>> START DATA PROVIDED

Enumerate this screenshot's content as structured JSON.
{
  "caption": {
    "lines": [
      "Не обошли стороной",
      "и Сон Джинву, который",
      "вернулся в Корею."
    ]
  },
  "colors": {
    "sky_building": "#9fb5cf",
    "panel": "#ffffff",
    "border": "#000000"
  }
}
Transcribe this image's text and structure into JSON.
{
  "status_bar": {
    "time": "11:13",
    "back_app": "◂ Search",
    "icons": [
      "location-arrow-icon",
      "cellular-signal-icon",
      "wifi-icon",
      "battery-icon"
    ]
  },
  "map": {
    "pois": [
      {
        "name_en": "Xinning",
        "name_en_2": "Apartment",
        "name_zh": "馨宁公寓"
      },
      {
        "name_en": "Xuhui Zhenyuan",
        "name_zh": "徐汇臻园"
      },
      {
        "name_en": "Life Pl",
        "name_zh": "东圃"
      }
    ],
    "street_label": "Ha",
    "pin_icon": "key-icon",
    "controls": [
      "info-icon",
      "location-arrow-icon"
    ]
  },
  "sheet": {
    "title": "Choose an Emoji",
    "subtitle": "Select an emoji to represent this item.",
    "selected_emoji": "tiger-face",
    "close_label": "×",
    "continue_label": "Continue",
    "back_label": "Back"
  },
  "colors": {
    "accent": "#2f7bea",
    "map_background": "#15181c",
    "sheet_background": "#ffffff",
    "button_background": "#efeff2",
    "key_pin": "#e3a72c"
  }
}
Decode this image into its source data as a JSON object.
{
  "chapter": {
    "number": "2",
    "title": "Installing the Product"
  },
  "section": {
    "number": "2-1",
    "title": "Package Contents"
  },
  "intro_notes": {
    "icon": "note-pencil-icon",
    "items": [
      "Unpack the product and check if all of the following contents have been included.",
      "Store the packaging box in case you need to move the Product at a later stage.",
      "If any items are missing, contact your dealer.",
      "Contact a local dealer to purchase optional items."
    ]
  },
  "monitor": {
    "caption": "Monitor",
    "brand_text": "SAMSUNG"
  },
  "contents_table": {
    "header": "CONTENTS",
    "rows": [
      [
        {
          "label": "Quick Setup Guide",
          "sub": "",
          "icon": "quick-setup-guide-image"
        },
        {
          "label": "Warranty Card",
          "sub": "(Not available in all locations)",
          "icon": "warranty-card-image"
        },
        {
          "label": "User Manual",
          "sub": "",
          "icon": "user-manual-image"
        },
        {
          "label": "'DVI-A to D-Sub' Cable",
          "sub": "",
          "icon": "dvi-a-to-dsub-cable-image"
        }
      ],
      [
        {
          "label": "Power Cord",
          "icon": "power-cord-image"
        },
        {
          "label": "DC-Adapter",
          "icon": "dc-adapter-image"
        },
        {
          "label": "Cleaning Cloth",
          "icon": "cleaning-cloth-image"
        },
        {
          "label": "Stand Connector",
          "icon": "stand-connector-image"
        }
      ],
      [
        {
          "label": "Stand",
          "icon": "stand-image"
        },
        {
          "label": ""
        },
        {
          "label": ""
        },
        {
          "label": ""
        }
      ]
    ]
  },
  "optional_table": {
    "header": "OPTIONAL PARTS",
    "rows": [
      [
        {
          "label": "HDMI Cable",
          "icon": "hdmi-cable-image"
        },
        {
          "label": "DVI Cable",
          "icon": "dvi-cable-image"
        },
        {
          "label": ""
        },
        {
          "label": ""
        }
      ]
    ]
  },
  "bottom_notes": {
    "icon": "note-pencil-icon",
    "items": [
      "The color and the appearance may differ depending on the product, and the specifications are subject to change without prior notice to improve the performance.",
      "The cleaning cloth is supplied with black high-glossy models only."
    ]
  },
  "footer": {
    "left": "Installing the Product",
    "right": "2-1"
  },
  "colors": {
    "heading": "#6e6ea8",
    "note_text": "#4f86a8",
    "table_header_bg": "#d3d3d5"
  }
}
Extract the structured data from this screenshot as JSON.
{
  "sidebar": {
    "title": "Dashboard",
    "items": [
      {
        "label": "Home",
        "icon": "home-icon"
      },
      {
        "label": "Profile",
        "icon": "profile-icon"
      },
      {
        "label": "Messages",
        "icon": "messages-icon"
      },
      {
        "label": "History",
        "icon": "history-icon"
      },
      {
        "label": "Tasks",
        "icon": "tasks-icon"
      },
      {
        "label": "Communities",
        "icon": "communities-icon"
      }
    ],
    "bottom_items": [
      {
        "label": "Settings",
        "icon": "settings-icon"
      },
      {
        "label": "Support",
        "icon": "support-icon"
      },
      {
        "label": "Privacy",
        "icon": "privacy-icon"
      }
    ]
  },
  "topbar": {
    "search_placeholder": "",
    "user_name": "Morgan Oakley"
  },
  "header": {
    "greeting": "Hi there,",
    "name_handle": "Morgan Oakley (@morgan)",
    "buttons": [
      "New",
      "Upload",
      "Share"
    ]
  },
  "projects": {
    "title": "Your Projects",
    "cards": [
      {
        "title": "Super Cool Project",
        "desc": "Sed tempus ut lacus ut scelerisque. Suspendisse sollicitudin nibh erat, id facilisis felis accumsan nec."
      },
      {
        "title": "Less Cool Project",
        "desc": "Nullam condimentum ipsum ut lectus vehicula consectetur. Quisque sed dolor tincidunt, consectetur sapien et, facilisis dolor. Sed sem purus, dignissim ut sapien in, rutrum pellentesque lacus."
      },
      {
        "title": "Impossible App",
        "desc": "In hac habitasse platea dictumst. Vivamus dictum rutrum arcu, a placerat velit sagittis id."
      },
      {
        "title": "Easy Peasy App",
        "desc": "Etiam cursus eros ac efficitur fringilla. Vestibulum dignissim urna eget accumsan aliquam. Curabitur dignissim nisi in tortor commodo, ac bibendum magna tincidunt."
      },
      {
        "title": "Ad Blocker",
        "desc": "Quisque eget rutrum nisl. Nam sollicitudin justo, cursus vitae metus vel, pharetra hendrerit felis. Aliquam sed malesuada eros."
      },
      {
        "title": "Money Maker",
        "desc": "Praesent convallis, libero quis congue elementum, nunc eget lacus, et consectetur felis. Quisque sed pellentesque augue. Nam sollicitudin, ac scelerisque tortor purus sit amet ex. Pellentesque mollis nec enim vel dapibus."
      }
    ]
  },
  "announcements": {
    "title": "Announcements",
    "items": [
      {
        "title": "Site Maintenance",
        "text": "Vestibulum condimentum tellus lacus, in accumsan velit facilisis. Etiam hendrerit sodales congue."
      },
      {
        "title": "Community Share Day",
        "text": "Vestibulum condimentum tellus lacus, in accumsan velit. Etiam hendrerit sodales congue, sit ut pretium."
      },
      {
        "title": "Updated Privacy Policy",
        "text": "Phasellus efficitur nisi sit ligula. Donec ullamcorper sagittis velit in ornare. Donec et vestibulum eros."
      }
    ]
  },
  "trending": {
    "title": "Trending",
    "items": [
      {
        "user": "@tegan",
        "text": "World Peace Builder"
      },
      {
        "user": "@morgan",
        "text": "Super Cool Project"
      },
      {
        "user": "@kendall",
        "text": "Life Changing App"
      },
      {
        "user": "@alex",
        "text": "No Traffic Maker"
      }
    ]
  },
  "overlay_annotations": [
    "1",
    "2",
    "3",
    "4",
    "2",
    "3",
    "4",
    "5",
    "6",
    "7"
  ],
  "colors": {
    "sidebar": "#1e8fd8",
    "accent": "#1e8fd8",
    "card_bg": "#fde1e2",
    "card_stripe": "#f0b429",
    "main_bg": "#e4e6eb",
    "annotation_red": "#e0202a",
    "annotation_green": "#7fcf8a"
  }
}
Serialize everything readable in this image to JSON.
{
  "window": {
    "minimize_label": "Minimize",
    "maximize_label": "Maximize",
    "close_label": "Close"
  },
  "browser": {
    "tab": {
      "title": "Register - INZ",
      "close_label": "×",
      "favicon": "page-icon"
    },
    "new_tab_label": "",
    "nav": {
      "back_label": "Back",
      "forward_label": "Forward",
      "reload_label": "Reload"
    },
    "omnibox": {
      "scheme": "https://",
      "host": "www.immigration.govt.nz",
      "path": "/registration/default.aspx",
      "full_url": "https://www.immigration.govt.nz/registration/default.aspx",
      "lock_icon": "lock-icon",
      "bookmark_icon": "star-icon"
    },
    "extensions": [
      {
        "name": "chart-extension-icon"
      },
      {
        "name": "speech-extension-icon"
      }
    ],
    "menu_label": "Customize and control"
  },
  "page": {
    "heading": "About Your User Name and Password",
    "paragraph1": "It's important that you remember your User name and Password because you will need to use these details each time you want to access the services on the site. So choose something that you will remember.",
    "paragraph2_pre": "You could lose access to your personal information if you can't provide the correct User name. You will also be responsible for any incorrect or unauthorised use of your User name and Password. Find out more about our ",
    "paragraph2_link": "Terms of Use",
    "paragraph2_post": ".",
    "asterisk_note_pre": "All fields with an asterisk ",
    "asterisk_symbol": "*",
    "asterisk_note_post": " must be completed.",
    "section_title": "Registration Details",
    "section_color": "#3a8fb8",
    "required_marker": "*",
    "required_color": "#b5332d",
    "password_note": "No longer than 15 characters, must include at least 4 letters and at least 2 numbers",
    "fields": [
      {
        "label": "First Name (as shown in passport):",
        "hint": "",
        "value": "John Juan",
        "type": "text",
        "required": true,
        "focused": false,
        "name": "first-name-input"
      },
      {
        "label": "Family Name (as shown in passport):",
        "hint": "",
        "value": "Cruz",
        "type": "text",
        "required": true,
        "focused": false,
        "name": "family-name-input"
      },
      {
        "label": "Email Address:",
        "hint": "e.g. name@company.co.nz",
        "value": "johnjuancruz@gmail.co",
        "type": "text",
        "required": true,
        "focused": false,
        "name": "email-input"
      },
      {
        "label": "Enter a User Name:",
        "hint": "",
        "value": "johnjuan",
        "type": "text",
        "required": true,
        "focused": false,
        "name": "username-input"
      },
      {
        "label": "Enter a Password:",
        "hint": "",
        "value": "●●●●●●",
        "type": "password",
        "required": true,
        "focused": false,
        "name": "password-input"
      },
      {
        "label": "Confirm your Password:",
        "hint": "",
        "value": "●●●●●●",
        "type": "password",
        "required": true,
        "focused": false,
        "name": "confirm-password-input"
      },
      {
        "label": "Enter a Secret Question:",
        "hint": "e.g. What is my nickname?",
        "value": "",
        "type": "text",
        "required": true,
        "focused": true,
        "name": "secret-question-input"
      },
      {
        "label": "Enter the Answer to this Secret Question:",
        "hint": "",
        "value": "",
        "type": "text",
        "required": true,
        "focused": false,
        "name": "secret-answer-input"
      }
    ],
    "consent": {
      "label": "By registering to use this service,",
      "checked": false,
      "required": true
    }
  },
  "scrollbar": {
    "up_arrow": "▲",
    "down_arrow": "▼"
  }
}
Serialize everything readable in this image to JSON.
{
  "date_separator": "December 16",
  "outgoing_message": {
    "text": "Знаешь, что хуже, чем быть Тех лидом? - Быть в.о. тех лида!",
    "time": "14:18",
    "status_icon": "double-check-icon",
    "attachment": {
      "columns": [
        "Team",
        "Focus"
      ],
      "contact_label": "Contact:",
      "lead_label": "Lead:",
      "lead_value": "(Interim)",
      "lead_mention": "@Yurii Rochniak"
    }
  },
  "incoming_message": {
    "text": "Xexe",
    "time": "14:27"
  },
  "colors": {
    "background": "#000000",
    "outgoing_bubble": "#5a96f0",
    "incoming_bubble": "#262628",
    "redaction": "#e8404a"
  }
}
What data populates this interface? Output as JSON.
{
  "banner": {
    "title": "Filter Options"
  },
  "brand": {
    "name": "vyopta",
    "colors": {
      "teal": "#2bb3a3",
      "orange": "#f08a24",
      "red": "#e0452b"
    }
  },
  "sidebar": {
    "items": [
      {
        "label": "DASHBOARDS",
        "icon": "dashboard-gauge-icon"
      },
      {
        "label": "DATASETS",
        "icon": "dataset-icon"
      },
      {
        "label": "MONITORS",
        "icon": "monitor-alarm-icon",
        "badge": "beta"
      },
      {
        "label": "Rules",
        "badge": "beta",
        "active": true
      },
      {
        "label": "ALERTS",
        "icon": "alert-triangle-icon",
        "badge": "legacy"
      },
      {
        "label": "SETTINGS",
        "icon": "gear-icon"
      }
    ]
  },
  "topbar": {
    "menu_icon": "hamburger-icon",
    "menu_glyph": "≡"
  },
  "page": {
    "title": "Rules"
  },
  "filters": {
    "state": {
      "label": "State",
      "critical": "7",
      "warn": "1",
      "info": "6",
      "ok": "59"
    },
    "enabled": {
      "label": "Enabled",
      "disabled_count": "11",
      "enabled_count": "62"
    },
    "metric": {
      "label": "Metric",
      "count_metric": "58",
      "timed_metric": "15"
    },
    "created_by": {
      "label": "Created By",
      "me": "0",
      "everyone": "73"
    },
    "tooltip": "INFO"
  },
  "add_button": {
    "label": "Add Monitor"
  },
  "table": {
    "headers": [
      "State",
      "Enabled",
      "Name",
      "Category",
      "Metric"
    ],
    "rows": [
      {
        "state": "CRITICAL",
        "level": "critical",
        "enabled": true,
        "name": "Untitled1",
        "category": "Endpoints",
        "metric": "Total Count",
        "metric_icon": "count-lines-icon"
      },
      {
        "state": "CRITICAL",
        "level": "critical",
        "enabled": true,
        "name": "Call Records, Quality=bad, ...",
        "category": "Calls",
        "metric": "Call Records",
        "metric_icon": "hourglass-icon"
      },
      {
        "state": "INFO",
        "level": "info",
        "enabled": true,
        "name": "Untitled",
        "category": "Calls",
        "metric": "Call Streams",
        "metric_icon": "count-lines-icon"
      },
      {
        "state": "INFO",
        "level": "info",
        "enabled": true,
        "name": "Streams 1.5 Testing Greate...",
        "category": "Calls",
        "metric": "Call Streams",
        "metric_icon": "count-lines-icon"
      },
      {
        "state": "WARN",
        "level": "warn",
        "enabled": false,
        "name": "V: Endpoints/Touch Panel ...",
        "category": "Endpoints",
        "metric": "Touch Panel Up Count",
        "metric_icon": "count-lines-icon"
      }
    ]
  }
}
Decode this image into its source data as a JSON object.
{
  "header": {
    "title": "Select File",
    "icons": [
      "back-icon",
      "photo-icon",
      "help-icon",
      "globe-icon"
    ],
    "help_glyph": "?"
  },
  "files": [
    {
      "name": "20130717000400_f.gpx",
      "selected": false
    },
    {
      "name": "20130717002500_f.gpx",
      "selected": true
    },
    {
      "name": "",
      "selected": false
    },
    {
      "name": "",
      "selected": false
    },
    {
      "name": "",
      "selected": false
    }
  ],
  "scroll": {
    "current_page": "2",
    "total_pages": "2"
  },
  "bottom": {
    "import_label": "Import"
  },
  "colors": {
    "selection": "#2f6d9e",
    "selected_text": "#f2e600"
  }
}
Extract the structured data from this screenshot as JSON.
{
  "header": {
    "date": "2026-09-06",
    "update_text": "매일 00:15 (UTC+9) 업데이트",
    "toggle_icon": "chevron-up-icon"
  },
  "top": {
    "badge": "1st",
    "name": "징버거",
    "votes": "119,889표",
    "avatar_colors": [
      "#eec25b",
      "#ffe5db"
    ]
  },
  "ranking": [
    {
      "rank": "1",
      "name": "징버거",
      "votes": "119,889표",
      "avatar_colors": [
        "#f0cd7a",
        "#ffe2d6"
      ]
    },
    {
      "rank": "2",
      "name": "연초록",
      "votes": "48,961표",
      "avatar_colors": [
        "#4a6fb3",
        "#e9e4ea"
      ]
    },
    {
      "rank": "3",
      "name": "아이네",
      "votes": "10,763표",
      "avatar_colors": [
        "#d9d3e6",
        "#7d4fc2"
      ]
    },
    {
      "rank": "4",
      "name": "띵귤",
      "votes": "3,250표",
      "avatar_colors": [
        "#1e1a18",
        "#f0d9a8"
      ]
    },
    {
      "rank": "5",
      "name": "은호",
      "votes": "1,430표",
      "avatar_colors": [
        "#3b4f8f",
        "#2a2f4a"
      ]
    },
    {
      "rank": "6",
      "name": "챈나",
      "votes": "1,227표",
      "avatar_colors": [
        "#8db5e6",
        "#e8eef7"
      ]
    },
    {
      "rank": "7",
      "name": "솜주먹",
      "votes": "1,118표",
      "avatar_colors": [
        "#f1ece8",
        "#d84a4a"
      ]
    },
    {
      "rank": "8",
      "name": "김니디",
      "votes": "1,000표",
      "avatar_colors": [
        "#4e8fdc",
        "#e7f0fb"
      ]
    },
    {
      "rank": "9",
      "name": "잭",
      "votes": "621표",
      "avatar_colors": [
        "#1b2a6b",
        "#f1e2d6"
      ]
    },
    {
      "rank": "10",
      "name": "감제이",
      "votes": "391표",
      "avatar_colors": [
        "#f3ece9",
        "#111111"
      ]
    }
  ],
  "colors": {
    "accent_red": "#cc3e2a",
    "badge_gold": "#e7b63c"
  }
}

>> END DATA PROVIDED

WHAT TO WORK ON:
Count the lines that hold the string "ffffff" and state that number alone.

FINAL RESULT:
2